▸ DATA EXTRACT:
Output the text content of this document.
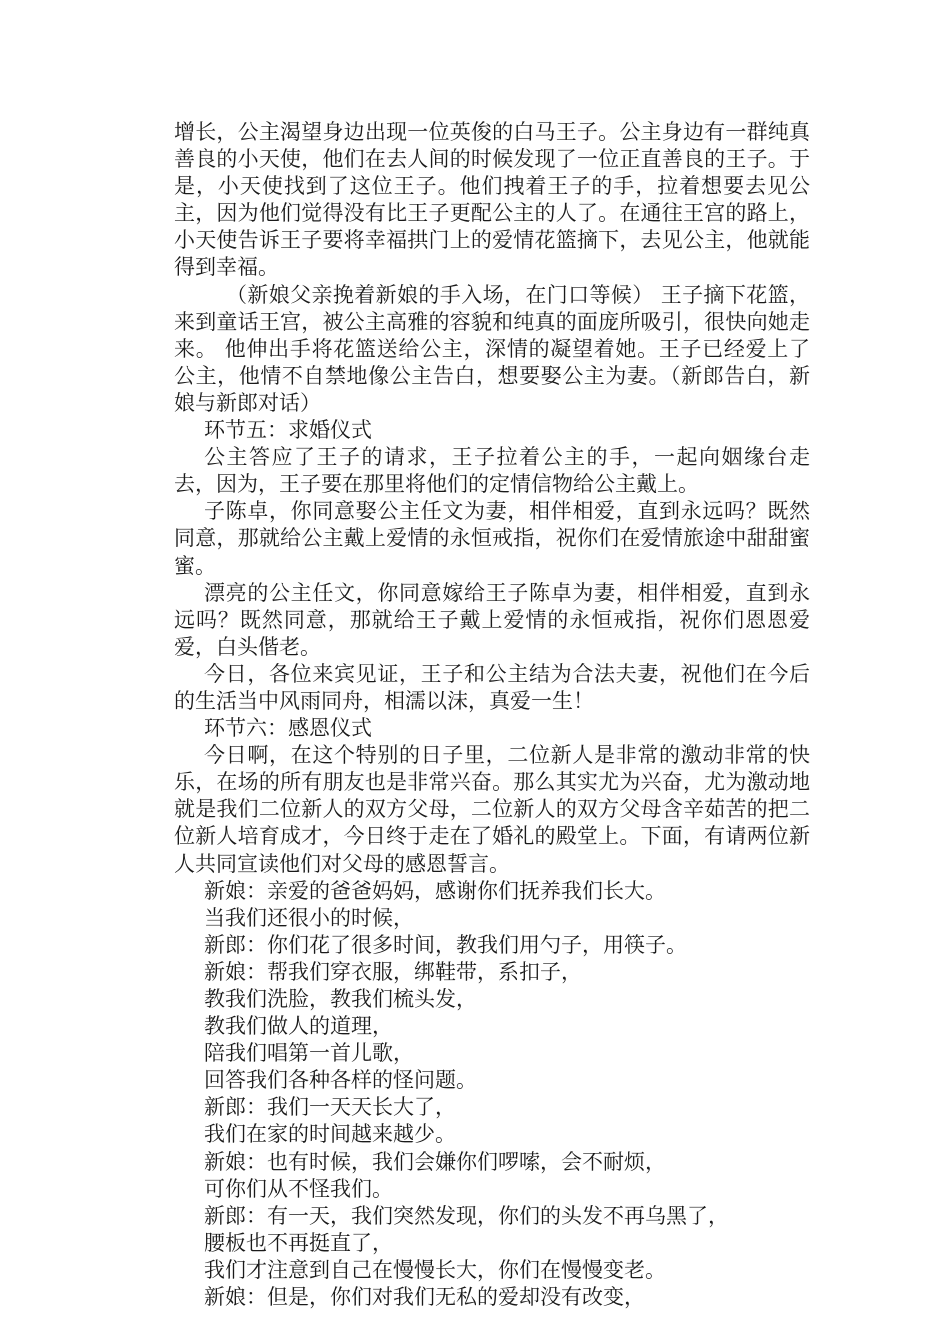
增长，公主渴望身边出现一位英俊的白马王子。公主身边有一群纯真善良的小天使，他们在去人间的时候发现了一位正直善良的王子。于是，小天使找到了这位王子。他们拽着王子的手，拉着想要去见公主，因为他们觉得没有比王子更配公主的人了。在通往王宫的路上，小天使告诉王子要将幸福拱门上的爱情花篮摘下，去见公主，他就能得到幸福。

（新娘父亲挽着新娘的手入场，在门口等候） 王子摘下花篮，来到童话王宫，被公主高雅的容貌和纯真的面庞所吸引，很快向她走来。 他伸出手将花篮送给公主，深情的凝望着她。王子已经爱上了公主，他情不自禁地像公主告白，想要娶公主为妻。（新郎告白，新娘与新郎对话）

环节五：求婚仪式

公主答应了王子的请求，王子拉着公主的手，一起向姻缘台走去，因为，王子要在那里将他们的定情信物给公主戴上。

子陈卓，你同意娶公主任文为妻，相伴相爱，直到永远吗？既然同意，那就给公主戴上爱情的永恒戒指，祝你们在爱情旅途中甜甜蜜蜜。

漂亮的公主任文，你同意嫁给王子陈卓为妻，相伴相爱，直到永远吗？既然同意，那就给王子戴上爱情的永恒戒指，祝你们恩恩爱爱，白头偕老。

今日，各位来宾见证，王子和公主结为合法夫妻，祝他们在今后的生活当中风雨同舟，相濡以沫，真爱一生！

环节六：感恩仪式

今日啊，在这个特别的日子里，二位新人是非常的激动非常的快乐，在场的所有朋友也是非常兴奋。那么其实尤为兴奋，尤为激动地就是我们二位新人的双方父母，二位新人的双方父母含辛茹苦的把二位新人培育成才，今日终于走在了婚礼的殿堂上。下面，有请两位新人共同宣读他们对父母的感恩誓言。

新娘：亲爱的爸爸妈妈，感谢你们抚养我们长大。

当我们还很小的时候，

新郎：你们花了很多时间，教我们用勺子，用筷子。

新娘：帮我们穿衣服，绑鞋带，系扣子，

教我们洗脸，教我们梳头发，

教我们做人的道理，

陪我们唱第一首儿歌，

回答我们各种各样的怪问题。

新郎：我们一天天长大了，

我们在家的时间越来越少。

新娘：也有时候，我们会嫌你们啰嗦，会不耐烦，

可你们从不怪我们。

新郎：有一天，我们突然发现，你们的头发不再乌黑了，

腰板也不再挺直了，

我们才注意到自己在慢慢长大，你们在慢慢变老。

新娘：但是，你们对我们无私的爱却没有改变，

▸ TASK TO COMPLETE: Your copy of the data above should match it exactly, except that pictures are left out.

▸ ANSWER TO THIS EXERCISE:
Output the text content of this document.
增长，公主渴望身边出现一位英俊的白马王子。公主身边有一群纯真善良的小天使，他们在去人间的时候发现了一位正直善良的王子。于是，小天使找到了这位王子。他们拽着王子的手，拉着想要去见公主，因为他们觉得没有比王子更配公主的人了。在通往王宫的路上，小天使告诉王子要将幸福拱门上的爱情花篮摘下，去见公主，他就能得到幸福。

（新娘父亲挽着新娘的手入场，在门口等候） 王子摘下花篮，来到童话王宫，被公主高雅的容貌和纯真的面庞所吸引，很快向她走来。 他伸出手将花篮送给公主，深情的凝望着她。王子已经爱上了公主，他情不自禁地像公主告白，想要娶公主为妻。（新郎告白，新娘与新郎对话）

环节五：求婚仪式

公主答应了王子的请求，王子拉着公主的手，一起向姻缘台走去，因为，王子要在那里将他们的定情信物给公主戴上。

子陈卓，你同意娶公主任文为妻，相伴相爱，直到永远吗？既然同意，那就给公主戴上爱情的永恒戒指，祝你们在爱情旅途中甜甜蜜蜜。

漂亮的公主任文，你同意嫁给王子陈卓为妻，相伴相爱，直到永远吗？既然同意，那就给王子戴上爱情的永恒戒指，祝你们恩恩爱爱，白头偕老。

今日，各位来宾见证，王子和公主结为合法夫妻，祝他们在今后的生活当中风雨同舟，相濡以沫，真爱一生！

环节六：感恩仪式

今日啊，在这个特别的日子里，二位新人是非常的激动非常的快乐，在场的所有朋友也是非常兴奋。那么其实尤为兴奋，尤为激动地就是我们二位新人的双方父母，二位新人的双方父母含辛茹苦的把二位新人培育成才，今日终于走在了婚礼的殿堂上。下面，有请两位新人共同宣读他们对父母的感恩誓言。

新娘：亲爱的爸爸妈妈，感谢你们抚养我们长大。

当我们还很小的时候，

新郎：你们花了很多时间，教我们用勺子，用筷子。

新娘：帮我们穿衣服，绑鞋带，系扣子，

教我们洗脸，教我们梳头发，

教我们做人的道理，

陪我们唱第一首儿歌，

回答我们各种各样的怪问题。

新郎：我们一天天长大了，

我们在家的时间越来越少。

新娘：也有时候，我们会嫌你们啰嗦，会不耐烦，

可你们从不怪我们。

新郎：有一天，我们突然发现，你们的头发不再乌黑了，

腰板也不再挺直了，

我们才注意到自己在慢慢长大，你们在慢慢变老。

新娘：但是，你们对我们无私的爱却没有改变，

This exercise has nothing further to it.